Written exercise –
Wherever "comment" appears in a line, list that line.

Data provided –
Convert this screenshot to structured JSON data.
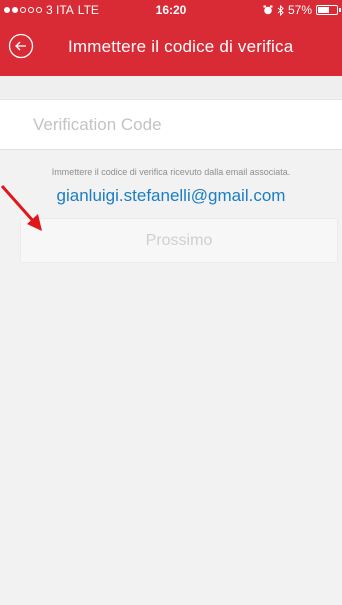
{
  "status_bar": {
    "carrier": "3 ITA",
    "network": "LTE",
    "time": "16:20",
    "battery": "57%",
    "battery_level": 0.57
  },
  "nav": {
    "back_icon": "back-arrow-circle-icon",
    "title": "Immettere il codice di verifica"
  },
  "form": {
    "code_placeholder": "Verification Code",
    "code_value": ""
  },
  "info": {
    "hint": "Immettere il codice di verifica ricevuto dalla email associata.",
    "email": "gianluigi.stefanelli@gmail.com"
  },
  "actions": {
    "next_label": "Prossimo"
  },
  "colors": {
    "brand_red": "#d92b36",
    "email_blue": "#1a7ec5",
    "annotation_red": "#e0161b"
  }
}
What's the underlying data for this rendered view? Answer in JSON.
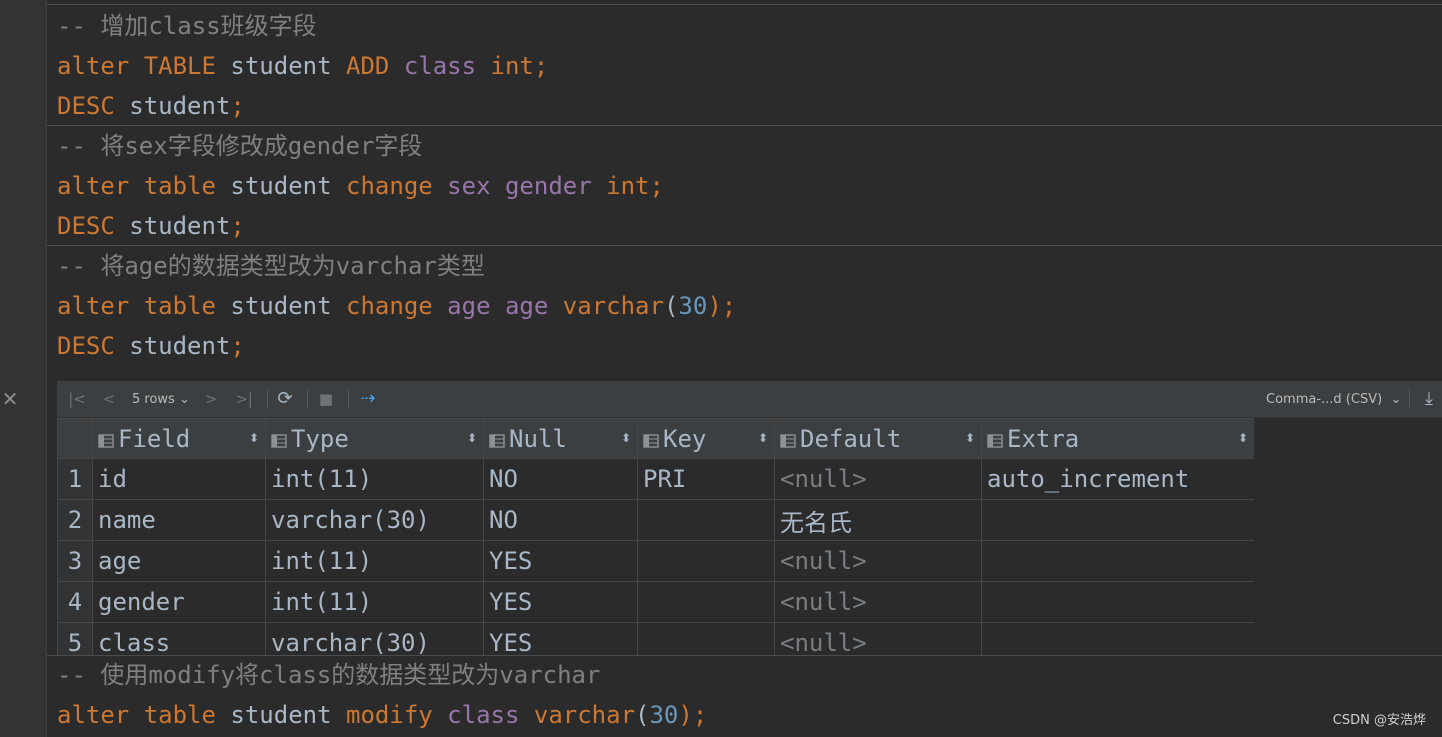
{
  "editor": {
    "lines": [
      {
        "comment": "-- 增加class班级字段"
      },
      {
        "kw1": "alter",
        "kw2": "TABLE",
        "tbl": "student",
        "kw3": "ADD",
        "col": "class",
        "type": "int",
        "end": ";"
      },
      {
        "kw": "DESC",
        "tbl": "student",
        "end": ";"
      },
      {
        "comment": "-- 将sex字段修改成gender字段"
      },
      {
        "kw1": "alter",
        "kw2": "table",
        "tbl": "student",
        "kw3": "change",
        "col1": "sex",
        "col2": "gender",
        "type": "int",
        "end": ";"
      },
      {
        "kw": "DESC",
        "tbl": "student",
        "end": ";"
      },
      {
        "comment": "-- 将age的数据类型改为varchar类型"
      },
      {
        "kw1": "alter",
        "kw2": "table",
        "tbl": "student",
        "kw3": "change",
        "col1": "age",
        "col2": "age",
        "type": "varchar",
        "open": "(",
        "num": "30",
        "close": ");"
      },
      {
        "kw": "DESC",
        "tbl": "student",
        "end": ";"
      },
      {
        "comment": "-- 使用modify将class的数据类型改为varchar"
      },
      {
        "kw1": "alter",
        "kw2": "table",
        "tbl": "student",
        "kw3": "modify",
        "col": "class",
        "type": "varchar",
        "open": "(",
        "num": "30",
        "close": ");"
      }
    ]
  },
  "results": {
    "toolbar": {
      "first": "|<",
      "prev": "<",
      "rows_label": "5 rows",
      "rows_caret": "⌄",
      "next": ">",
      "last": ">|",
      "refresh": "⟳",
      "stop": "■",
      "pin": "⇢",
      "format_label": "Comma-...d (CSV)",
      "format_caret": "⌄",
      "download": "⤓"
    },
    "columns": [
      "Field",
      "Type",
      "Null",
      "Key",
      "Default",
      "Extra"
    ],
    "rows": [
      {
        "n": "1",
        "field": "id",
        "type": "int(11)",
        "null": "NO",
        "key": "PRI",
        "default": "<null>",
        "extra": "auto_increment"
      },
      {
        "n": "2",
        "field": "name",
        "type": "varchar(30)",
        "null": "NO",
        "key": "",
        "default": "无名氏",
        "extra": ""
      },
      {
        "n": "3",
        "field": "age",
        "type": "int(11)",
        "null": "YES",
        "key": "",
        "default": "<null>",
        "extra": ""
      },
      {
        "n": "4",
        "field": "gender",
        "type": "int(11)",
        "null": "YES",
        "key": "",
        "default": "<null>",
        "extra": ""
      },
      {
        "n": "5",
        "field": "class",
        "type": "varchar(30)",
        "null": "YES",
        "key": "",
        "default": "<null>",
        "extra": ""
      }
    ]
  },
  "gutter": {
    "close_glyph": "✕"
  },
  "watermark": "CSDN @安浩烨",
  "colors": {
    "keyword": "#cc7832",
    "identifier": "#a9b7c6",
    "column": "#9876aa",
    "number": "#6897bb",
    "comment": "#808080"
  }
}
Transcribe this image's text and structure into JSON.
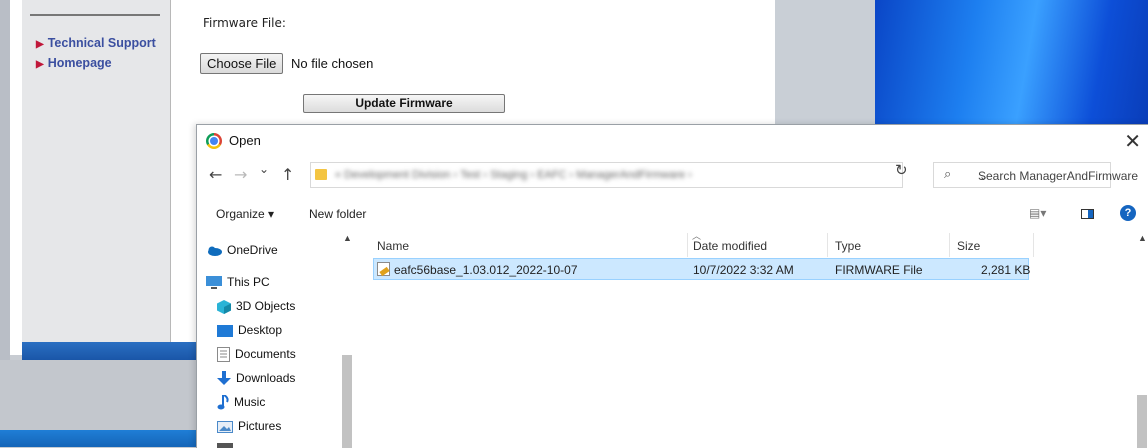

The solution –
        "comment": "-- 增加class班级字段"
        "comment": "-- 将sex字段修改成gender字段"
        "comment": "-- 将age的数据类型改为varchar类型"
        "comment": "-- 使用modify将class的数据类型改为varchar"
    "comment": "#808080"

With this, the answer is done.